* **DIRECTIONS FOR THIS TASK**: From the listing that follows, extract every line and set it down unaltered.

* * *

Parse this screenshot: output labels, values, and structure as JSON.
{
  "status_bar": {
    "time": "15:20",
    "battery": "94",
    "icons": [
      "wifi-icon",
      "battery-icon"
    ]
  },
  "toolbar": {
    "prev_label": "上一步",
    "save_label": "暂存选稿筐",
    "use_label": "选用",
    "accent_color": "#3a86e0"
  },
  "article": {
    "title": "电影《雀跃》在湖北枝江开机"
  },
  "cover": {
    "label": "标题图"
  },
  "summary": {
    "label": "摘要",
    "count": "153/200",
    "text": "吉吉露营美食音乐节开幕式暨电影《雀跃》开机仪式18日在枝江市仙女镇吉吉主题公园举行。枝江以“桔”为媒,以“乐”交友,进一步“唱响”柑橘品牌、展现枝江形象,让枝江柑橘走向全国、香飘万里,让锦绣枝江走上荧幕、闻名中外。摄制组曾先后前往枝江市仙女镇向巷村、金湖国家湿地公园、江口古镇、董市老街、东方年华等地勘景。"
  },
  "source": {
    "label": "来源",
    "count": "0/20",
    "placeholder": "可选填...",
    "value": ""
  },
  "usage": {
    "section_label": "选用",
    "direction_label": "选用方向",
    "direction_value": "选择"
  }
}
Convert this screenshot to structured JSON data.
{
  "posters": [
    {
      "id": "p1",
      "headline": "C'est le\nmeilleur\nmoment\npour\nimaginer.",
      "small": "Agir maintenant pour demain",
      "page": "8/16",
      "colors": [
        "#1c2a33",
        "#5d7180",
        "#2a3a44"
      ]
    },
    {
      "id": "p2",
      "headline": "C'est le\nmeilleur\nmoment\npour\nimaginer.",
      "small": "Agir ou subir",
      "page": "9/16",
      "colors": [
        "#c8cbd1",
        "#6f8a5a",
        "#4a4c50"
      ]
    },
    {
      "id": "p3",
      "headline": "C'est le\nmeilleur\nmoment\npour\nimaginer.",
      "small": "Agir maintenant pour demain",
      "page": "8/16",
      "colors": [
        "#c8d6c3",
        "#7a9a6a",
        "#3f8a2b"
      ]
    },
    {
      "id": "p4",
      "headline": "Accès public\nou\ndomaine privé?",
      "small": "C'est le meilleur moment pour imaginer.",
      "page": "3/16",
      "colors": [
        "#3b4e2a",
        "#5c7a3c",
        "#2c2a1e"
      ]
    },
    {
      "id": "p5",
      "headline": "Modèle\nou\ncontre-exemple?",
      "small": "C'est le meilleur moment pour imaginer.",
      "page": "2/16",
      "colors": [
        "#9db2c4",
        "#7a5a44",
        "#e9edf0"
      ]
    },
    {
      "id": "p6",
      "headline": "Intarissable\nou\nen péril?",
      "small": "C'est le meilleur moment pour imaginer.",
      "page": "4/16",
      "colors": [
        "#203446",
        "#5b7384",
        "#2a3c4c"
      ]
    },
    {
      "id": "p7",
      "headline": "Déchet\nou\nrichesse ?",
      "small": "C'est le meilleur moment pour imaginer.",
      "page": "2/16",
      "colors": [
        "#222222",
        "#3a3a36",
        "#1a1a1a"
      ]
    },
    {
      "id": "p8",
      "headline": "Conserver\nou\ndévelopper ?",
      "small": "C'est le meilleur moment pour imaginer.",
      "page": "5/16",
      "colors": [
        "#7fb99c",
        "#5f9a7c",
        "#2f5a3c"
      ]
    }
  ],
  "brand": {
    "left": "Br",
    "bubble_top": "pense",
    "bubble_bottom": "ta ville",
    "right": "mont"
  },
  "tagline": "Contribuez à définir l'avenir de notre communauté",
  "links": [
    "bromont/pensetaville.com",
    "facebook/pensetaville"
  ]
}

* * *

* **PROBLEM SOLUTION**:
Parse this screenshot: output labels, values, and structure as JSON.
{
  "status_bar": {
    "time": "15:20",
    "battery": "94",
    "icons": [
      "wifi-icon",
      "battery-icon"
    ]
  },
  "toolbar": {
    "prev_label": "上一步",
    "save_label": "暂存选稿筐",
    "use_label": "选用",
    "accent_color": "#3a86e0"
  },
  "article": {
    "title": "电影《雀跃》在湖北枝江开机"
  },
  "cover": {
    "label": "标题图"
  },
  "summary": {
    "label": "摘要",
    "count": "153/200",
    "text": "吉吉露营美食音乐节开幕式暨电影《雀跃》开机仪式18日在枝江市仙女镇吉吉主题公园举行。枝江以“桔”为媒,以“乐”交友,进一步“唱响”柑橘品牌、展现枝江形象,让枝江柑橘走向全国、香飘万里,让锦绣枝江走上荧幕、闻名中外。摄制组曾先后前往枝江市仙女镇向巷村、金湖国家湿地公园、江口古镇、董市老街、东方年华等地勘景。"
  },
  "source": {
    "label": "来源",
    "count": "0/20",
    "placeholder": "可选填...",
    "value": ""
  },
  "usage": {
    "section_label": "选用",
    "direction_label": "选用方向",
    "direction_value": "选择"
  }
}
Convert this screenshot to structured JSON data.
{
  "posters": [
    {
      "id": "p1",
      "headline": "C'est le\nmeilleur\nmoment\npour\nimaginer.",
      "small": "Agir maintenant pour demain",
      "page": "8/16",
      "colors": [
        "#1c2a33",
        "#5d7180",
        "#2a3a44"
      ]
    },
    {
      "id": "p2",
      "headline": "C'est le\nmeilleur\nmoment\npour\nimaginer.",
      "small": "Agir ou subir",
      "page": "9/16",
      "colors": [
        "#c8cbd1",
        "#6f8a5a",
        "#4a4c50"
      ]
    },
    {
      "id": "p3",
      "headline": "C'est le\nmeilleur\nmoment\npour\nimaginer.",
      "small": "Agir maintenant pour demain",
      "page": "8/16",
      "colors": [
        "#c8d6c3",
        "#7a9a6a",
        "#3f8a2b"
      ]
    },
    {
      "id": "p4",
      "headline": "Accès public\nou\ndomaine privé?",
      "small": "C'est le meilleur moment pour imaginer.",
      "page": "3/16",
      "colors": [
        "#3b4e2a",
        "#5c7a3c",
        "#2c2a1e"
      ]
    },
    {
      "id": "p5",
      "headline": "Modèle\nou\ncontre-exemple?",
      "small": "C'est le meilleur moment pour imaginer.",
      "page": "2/16",
      "colors": [
        "#9db2c4",
        "#7a5a44",
        "#e9edf0"
      ]
    },
    {
      "id": "p6",
      "headline": "Intarissable\nou\nen péril?",
      "small": "C'est le meilleur moment pour imaginer.",
      "page": "4/16",
      "colors": [
        "#203446",
        "#5b7384",
        "#2a3c4c"
      ]
    },
    {
      "id": "p7",
      "headline": "Déchet\nou\nrichesse ?",
      "small": "C'est le meilleur moment pour imaginer.",
      "page": "2/16",
      "colors": [
        "#222222",
        "#3a3a36",
        "#1a1a1a"
      ]
    },
    {
      "id": "p8",
      "headline": "Conserver\nou\ndévelopper ?",
      "small": "C'est le meilleur moment pour imaginer.",
      "page": "5/16",
      "colors": [
        "#7fb99c",
        "#5f9a7c",
        "#2f5a3c"
      ]
    }
  ],
  "brand": {
    "left": "Br",
    "bubble_top": "pense",
    "bubble_bottom": "ta ville",
    "right": "mont"
  },
  "tagline": "Contribuez à définir l'avenir de notre communauté",
  "links": [
    "bromont/pensetaville.com",
    "facebook/pensetaville"
  ]
}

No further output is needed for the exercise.